■ **EXERCISE AIM**
Write out the whole listing, matching it exactly.

-- Start --

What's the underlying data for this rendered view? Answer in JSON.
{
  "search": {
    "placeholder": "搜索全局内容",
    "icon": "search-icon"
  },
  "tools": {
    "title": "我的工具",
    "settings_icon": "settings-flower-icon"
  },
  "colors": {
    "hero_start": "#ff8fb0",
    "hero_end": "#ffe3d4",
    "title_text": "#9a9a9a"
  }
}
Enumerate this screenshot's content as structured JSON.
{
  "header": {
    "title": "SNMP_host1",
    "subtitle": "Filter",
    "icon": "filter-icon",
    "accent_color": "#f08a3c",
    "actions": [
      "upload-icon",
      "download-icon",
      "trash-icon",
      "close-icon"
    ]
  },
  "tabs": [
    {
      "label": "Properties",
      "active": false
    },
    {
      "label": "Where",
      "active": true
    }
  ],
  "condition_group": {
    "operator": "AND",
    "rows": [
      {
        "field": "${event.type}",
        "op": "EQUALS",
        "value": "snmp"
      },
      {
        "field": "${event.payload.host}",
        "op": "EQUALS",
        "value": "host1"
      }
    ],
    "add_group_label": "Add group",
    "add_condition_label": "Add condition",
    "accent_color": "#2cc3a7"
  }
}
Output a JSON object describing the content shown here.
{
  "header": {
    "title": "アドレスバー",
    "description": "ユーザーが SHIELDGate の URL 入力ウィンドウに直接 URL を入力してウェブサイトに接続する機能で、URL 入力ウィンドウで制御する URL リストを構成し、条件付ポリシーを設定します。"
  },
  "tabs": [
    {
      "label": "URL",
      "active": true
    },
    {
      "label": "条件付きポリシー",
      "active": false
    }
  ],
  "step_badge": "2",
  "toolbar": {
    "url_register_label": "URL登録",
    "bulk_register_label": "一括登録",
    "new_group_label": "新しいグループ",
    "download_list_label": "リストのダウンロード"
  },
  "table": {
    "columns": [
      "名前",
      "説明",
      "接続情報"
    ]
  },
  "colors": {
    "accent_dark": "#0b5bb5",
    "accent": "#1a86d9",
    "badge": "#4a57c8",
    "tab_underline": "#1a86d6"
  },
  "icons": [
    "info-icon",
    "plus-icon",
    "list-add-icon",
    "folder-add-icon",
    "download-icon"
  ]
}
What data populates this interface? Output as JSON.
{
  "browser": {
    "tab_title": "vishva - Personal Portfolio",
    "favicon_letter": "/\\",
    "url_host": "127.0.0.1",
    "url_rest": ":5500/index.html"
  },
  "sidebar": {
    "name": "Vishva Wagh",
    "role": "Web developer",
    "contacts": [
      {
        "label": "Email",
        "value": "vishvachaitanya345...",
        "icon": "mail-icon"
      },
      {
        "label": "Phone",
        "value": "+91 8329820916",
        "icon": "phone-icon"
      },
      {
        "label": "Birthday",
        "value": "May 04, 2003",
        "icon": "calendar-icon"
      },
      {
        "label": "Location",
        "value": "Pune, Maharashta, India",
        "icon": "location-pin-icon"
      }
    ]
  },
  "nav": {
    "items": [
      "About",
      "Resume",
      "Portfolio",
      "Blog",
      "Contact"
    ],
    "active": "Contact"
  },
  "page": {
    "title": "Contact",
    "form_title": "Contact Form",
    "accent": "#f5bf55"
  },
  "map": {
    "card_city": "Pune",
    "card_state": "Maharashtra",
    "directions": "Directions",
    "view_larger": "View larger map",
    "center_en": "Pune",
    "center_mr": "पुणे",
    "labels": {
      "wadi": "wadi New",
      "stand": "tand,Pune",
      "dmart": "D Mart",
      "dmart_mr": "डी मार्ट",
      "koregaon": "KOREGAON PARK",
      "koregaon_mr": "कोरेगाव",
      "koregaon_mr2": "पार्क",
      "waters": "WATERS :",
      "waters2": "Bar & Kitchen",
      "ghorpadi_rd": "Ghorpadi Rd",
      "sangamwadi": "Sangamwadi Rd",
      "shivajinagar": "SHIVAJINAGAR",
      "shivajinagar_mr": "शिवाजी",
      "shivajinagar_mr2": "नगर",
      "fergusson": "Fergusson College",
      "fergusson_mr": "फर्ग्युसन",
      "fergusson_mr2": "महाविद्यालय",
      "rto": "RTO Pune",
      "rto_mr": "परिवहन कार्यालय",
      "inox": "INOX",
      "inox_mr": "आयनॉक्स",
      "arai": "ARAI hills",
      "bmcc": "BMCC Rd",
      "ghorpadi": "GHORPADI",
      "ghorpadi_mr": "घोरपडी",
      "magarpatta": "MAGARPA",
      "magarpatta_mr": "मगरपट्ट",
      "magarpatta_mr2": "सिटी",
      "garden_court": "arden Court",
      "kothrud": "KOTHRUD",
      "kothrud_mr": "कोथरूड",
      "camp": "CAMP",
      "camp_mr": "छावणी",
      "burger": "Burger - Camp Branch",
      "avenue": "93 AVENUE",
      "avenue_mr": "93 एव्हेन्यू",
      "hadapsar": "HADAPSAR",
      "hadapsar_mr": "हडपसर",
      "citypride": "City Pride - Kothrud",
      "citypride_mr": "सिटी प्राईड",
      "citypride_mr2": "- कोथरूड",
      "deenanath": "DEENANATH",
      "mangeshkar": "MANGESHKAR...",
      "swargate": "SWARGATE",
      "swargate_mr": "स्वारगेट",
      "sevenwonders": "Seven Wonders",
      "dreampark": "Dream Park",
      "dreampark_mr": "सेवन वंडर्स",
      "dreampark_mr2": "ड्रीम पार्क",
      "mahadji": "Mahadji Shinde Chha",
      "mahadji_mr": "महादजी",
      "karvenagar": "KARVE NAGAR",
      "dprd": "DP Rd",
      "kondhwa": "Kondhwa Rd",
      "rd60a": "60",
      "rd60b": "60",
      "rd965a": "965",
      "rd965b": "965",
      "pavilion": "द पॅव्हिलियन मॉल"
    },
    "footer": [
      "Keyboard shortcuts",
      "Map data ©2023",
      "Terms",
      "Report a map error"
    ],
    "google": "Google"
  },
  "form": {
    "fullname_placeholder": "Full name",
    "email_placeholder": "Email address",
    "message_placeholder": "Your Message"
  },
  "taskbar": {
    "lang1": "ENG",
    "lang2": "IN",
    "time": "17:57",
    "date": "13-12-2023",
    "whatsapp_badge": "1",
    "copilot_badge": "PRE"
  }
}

-- End --

■ **OUTPUT FOR THIS EXERCISE**
What's the underlying data for this rendered view? Answer in JSON.
{
  "search": {
    "placeholder": "搜索全局内容",
    "icon": "search-icon"
  },
  "tools": {
    "title": "我的工具",
    "settings_icon": "settings-flower-icon"
  },
  "colors": {
    "hero_start": "#ff8fb0",
    "hero_end": "#ffe3d4",
    "title_text": "#9a9a9a"
  }
}
Enumerate this screenshot's content as structured JSON.
{
  "header": {
    "title": "SNMP_host1",
    "subtitle": "Filter",
    "icon": "filter-icon",
    "accent_color": "#f08a3c",
    "actions": [
      "upload-icon",
      "download-icon",
      "trash-icon",
      "close-icon"
    ]
  },
  "tabs": [
    {
      "label": "Properties",
      "active": false
    },
    {
      "label": "Where",
      "active": true
    }
  ],
  "condition_group": {
    "operator": "AND",
    "rows": [
      {
        "field": "${event.type}",
        "op": "EQUALS",
        "value": "snmp"
      },
      {
        "field": "${event.payload.host}",
        "op": "EQUALS",
        "value": "host1"
      }
    ],
    "add_group_label": "Add group",
    "add_condition_label": "Add condition",
    "accent_color": "#2cc3a7"
  }
}
Output a JSON object describing the content shown here.
{
  "header": {
    "title": "アドレスバー",
    "description": "ユーザーが SHIELDGate の URL 入力ウィンドウに直接 URL を入力してウェブサイトに接続する機能で、URL 入力ウィンドウで制御する URL リストを構成し、条件付ポリシーを設定します。"
  },
  "tabs": [
    {
      "label": "URL",
      "active": true
    },
    {
      "label": "条件付きポリシー",
      "active": false
    }
  ],
  "step_badge": "2",
  "toolbar": {
    "url_register_label": "URL登録",
    "bulk_register_label": "一括登録",
    "new_group_label": "新しいグループ",
    "download_list_label": "リストのダウンロード"
  },
  "table": {
    "columns": [
      "名前",
      "説明",
      "接続情報"
    ]
  },
  "colors": {
    "accent_dark": "#0b5bb5",
    "accent": "#1a86d9",
    "badge": "#4a57c8",
    "tab_underline": "#1a86d6"
  },
  "icons": [
    "info-icon",
    "plus-icon",
    "list-add-icon",
    "folder-add-icon",
    "download-icon"
  ]
}
What data populates this interface? Output as JSON.
{
  "browser": {
    "tab_title": "vishva - Personal Portfolio",
    "favicon_letter": "/\\",
    "url_host": "127.0.0.1",
    "url_rest": ":5500/index.html"
  },
  "sidebar": {
    "name": "Vishva Wagh",
    "role": "Web developer",
    "contacts": [
      {
        "label": "Email",
        "value": "vishvachaitanya345...",
        "icon": "mail-icon"
      },
      {
        "label": "Phone",
        "value": "+91 8329820916",
        "icon": "phone-icon"
      },
      {
        "label": "Birthday",
        "value": "May 04, 2003",
        "icon": "calendar-icon"
      },
      {
        "label": "Location",
        "value": "Pune, Maharashta, India",
        "icon": "location-pin-icon"
      }
    ]
  },
  "nav": {
    "items": [
      "About",
      "Resume",
      "Portfolio",
      "Blog",
      "Contact"
    ],
    "active": "Contact"
  },
  "page": {
    "title": "Contact",
    "form_title": "Contact Form",
    "accent": "#f5bf55"
  },
  "map": {
    "card_city": "Pune",
    "card_state": "Maharashtra",
    "directions": "Directions",
    "view_larger": "View larger map",
    "center_en": "Pune",
    "center_mr": "पुणे",
    "labels": {
      "wadi": "wadi New",
      "stand": "tand,Pune",
      "dmart": "D Mart",
      "dmart_mr": "डी मार्ट",
      "koregaon": "KOREGAON PARK",
      "koregaon_mr": "कोरेगाव",
      "koregaon_mr2": "पार्क",
      "waters": "WATERS :",
      "waters2": "Bar & Kitchen",
      "ghorpadi_rd": "Ghorpadi Rd",
      "sangamwadi": "Sangamwadi Rd",
      "shivajinagar": "SHIVAJINAGAR",
      "shivajinagar_mr": "शिवाजी",
      "shivajinagar_mr2": "नगर",
      "fergusson": "Fergusson College",
      "fergusson_mr": "फर्ग्युसन",
      "fergusson_mr2": "महाविद्यालय",
      "rto": "RTO Pune",
      "rto_mr": "परिवहन कार्यालय",
      "inox": "INOX",
      "inox_mr": "आयनॉक्स",
      "arai": "ARAI hills",
      "bmcc": "BMCC Rd",
      "ghorpadi": "GHORPADI",
      "ghorpadi_mr": "घोरपडी",
      "magarpatta": "MAGARPA",
      "magarpatta_mr": "मगरपट्ट",
      "magarpatta_mr2": "सिटी",
      "garden_court": "arden Court",
      "kothrud": "KOTHRUD",
      "kothrud_mr": "कोथरूड",
      "camp": "CAMP",
      "camp_mr": "छावणी",
      "burger": "Burger - Camp Branch",
      "avenue": "93 AVENUE",
      "avenue_mr": "93 एव्हेन्यू",
      "hadapsar": "HADAPSAR",
      "hadapsar_mr": "हडपसर",
      "citypride": "City Pride - Kothrud",
      "citypride_mr": "सिटी प्राईड",
      "citypride_mr2": "- कोथरूड",
      "deenanath": "DEENANATH",
      "mangeshkar": "MANGESHKAR...",
      "swargate": "SWARGATE",
      "swargate_mr": "स्वारगेट",
      "sevenwonders": "Seven Wonders",
      "dreampark": "Dream Park",
      "dreampark_mr": "सेवन वंडर्स",
      "dreampark_mr2": "ड्रीम पार्क",
      "mahadji": "Mahadji Shinde Chha",
      "mahadji_mr": "महादजी",
      "karvenagar": "KARVE NAGAR",
      "dprd": "DP Rd",
      "kondhwa": "Kondhwa Rd",
      "rd60a": "60",
      "rd60b": "60",
      "rd965a": "965",
      "rd965b": "965",
      "pavilion": "द पॅव्हिलियन मॉल"
    },
    "footer": [
      "Keyboard shortcuts",
      "Map data ©2023",
      "Terms",
      "Report a map error"
    ],
    "google": "Google"
  },
  "form": {
    "fullname_placeholder": "Full name",
    "email_placeholder": "Email address",
    "message_placeholder": "Your Message"
  },
  "taskbar": {
    "lang1": "ENG",
    "lang2": "IN",
    "time": "17:57",
    "date": "13-12-2023",
    "whatsapp_badge": "1",
    "copilot_badge": "PRE"
  }
}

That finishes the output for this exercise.